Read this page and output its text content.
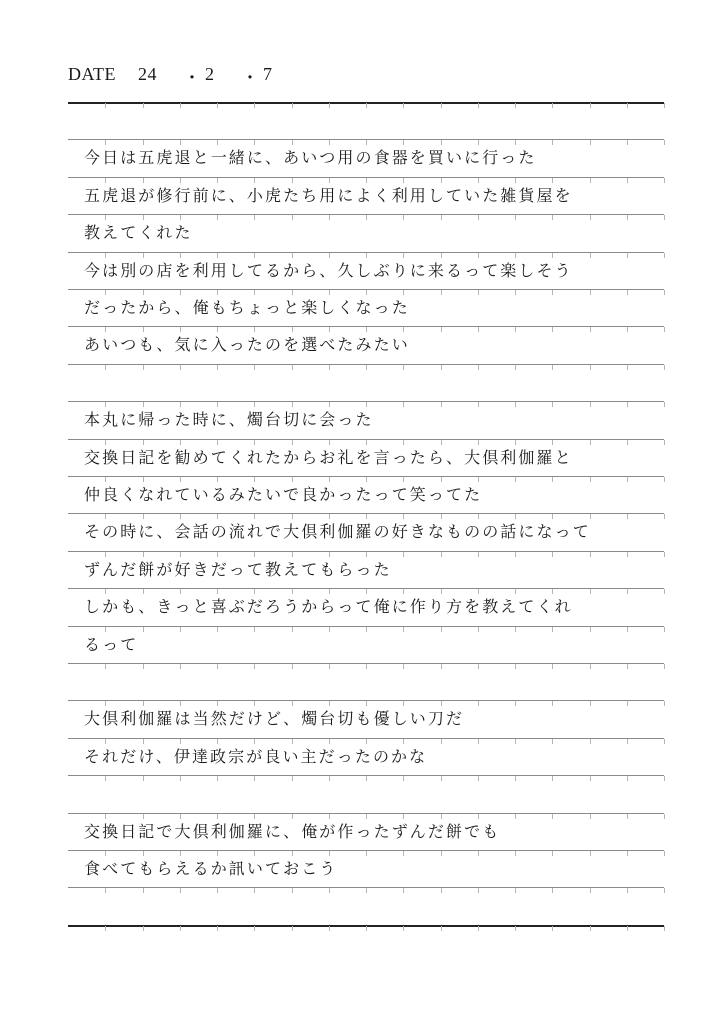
DATE 24 ・ 2 ・ 7
今日は五虎退と一緒に、あいつ用の食器を買いに行った
五虎退が修行前に、小虎たち用によく利用していた雑貨屋を
教えてくれた
今は別の店を利用してるから、久しぶりに来るって楽しそう
だったから、俺もちょっと楽しくなった
あいつも、気に入ったのを選べたみたい
本丸に帰った時に、燭台切に会った
交換日記を勧めてくれたからお礼を言ったら、大倶利伽羅と
仲良くなれているみたいで良かったって笑ってた
その時に、会話の流れで大倶利伽羅の好きなものの話になって
ずんだ餅が好きだって教えてもらった
しかも、きっと喜ぶだろうからって俺に作り方を教えてくれ
るって
大倶利伽羅は当然だけど、燭台切も優しい刀だ
それだけ、伊達政宗が良い主だったのかな
交換日記で大倶利伽羅に、俺が作ったずんだ餅でも
食べてもらえるか訊いておこう
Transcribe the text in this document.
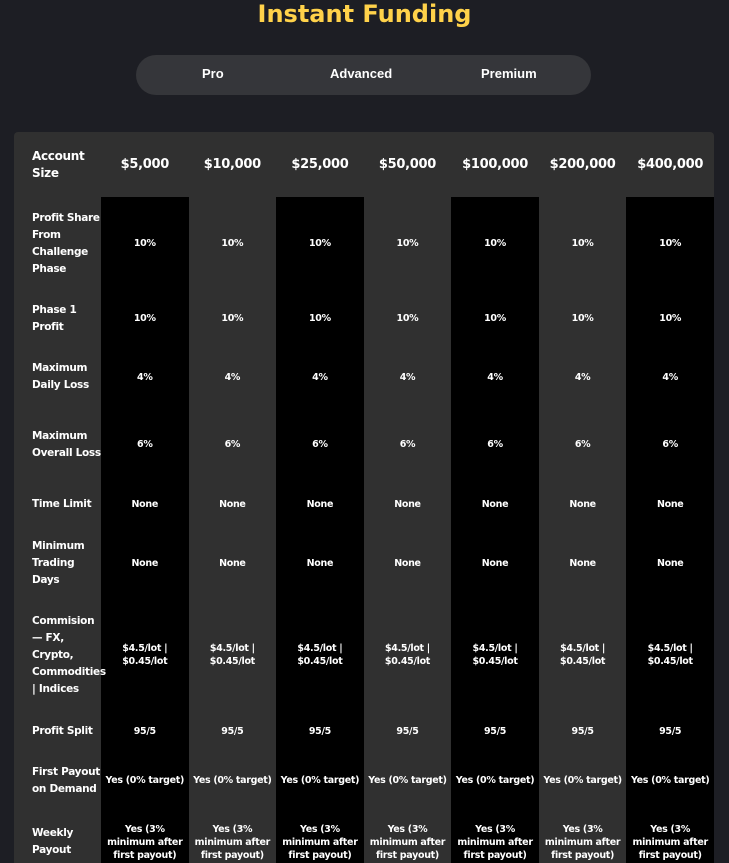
Instant Funding
Pro	Advanced	Premium
Account Size	$5,000	$10,000	$25,000	$50,000	$100,000	$200,000	$400,000
Profit Share From Challenge Phase	10%	10%	10%	10%	10%	10%	10%
Phase 1 Profit	10%	10%	10%	10%	10%	10%	10%
Maximum Daily Loss	4%	4%	4%	4%	4%	4%	4%
Maximum Overall Loss	6%	6%	6%	6%	6%	6%	6%
Time Limit	None	None	None	None	None	None	None
Minimum Trading Days	None	None	None	None	None	None	None
Commision — FX, Crypto, Commodities | Indices	$4.5/lot | $0.45/lot	$4.5/lot | $0.45/lot	$4.5/lot | $0.45/lot	$4.5/lot | $0.45/lot	$4.5/lot | $0.45/lot	$4.5/lot | $0.45/lot	$4.5/lot | $0.45/lot
Profit Split	95/5	95/5	95/5	95/5	95/5	95/5	95/5
First Payout on Demand	Yes (0% target)	Yes (0% target)	Yes (0% target)	Yes (0% target)	Yes (0% target)	Yes (0% target)	Yes (0% target)
Weekly Payout	Yes (3% minimum after first payout)	Yes (3% minimum after first payout)	Yes (3% minimum after first payout)	Yes (3% minimum after first payout)	Yes (3% minimum after first payout)	Yes (3% minimum after first payout)	Yes (3% minimum after first payout)
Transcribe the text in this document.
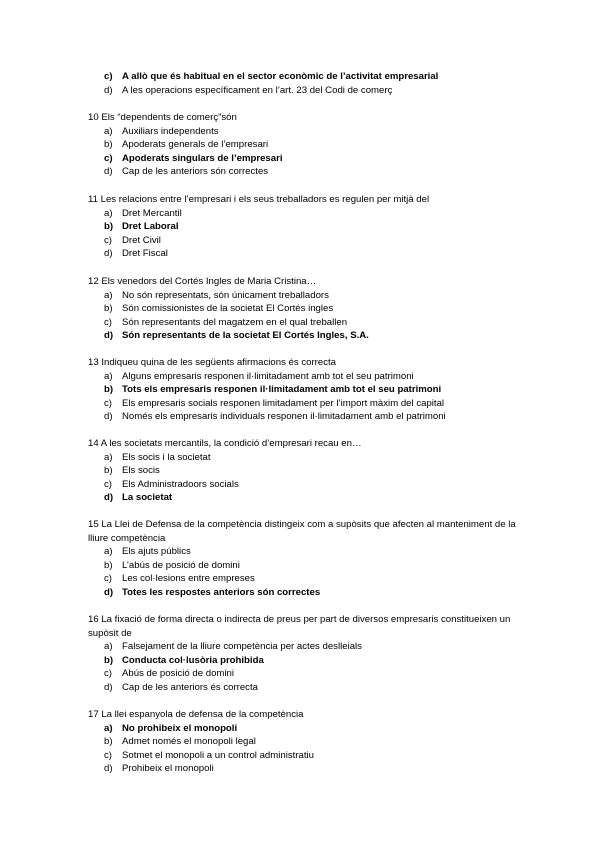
c) A allò que és habitual en el sector econòmic de l’activitat empresarial
d) A les operacions específicament en l’art. 23 del Codi de comerç

10 Els “dependents de comerç”són

a) Auxiliars independents
b) Apoderats generals de l’empresari
c) Apoderats singulars de l’empresari
d) Cap de les anteriors són correctes

11 Les relacions entre l’empresari i els seus treballadors es regulen per mitjà del

a) Dret Mercantil
b) Dret Laboral
c) Dret Civil
d) Dret Fiscal

12 Els venedors del Cortés Ingles de Maria Cristina…

a) No són representats, són únicament treballadors
b) Són comissionistes de la societat El Cortés ingles
c) Són representants del magatzem en el qual treballen
d) Són representants de la societat El Cortés Ingles, S.A.

13 Indiqueu quina de les següents afirmacions és correcta

a) Alguns empresaris responen il·limitadament amb tot el seu patrimoni
b) Tots els empresaris responen il·limitadament amb tot el seu patrimoni
c) Els empresaris socials responen limitadament per l’import màxim del capital
d) Només els empresaris individuals responen il·limitadament amb el patrimoni

14 A les societats mercantils, la condició d’empresari recau en…

a) Els socis i la societat
b) Els socis
c) Els Administradoors socials
d) La societat

15 La Llei de Defensa de la competència distingeix com a supòsits que afecten al manteniment de la lliure competència

a) Els ajuts públics
b) L’abús de posició de domini
c) Les col·lesions entre empreses
d) Totes les respostes anteriors són correctes

16 La fixació de forma directa o indirecta de preus per part de diversos empresaris constitueixen un supòsit de

a) Falsejament de la lliure competència per actes deslleials
b) Conducta col·lusòria prohibida
c) Abús de posició de domini
d) Cap de les anteriors és correcta

17 La llei espanyola de defensa de la competència

a) No prohibeix el monopoli
b) Admet només el monopoli legal
c) Sotmet el monopoli a un control administratiu
d) Prohibeix el monopoli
——————
To do: How many lines in the entries contain the string "competència"? Answer with the number only.

Exercise answer: 3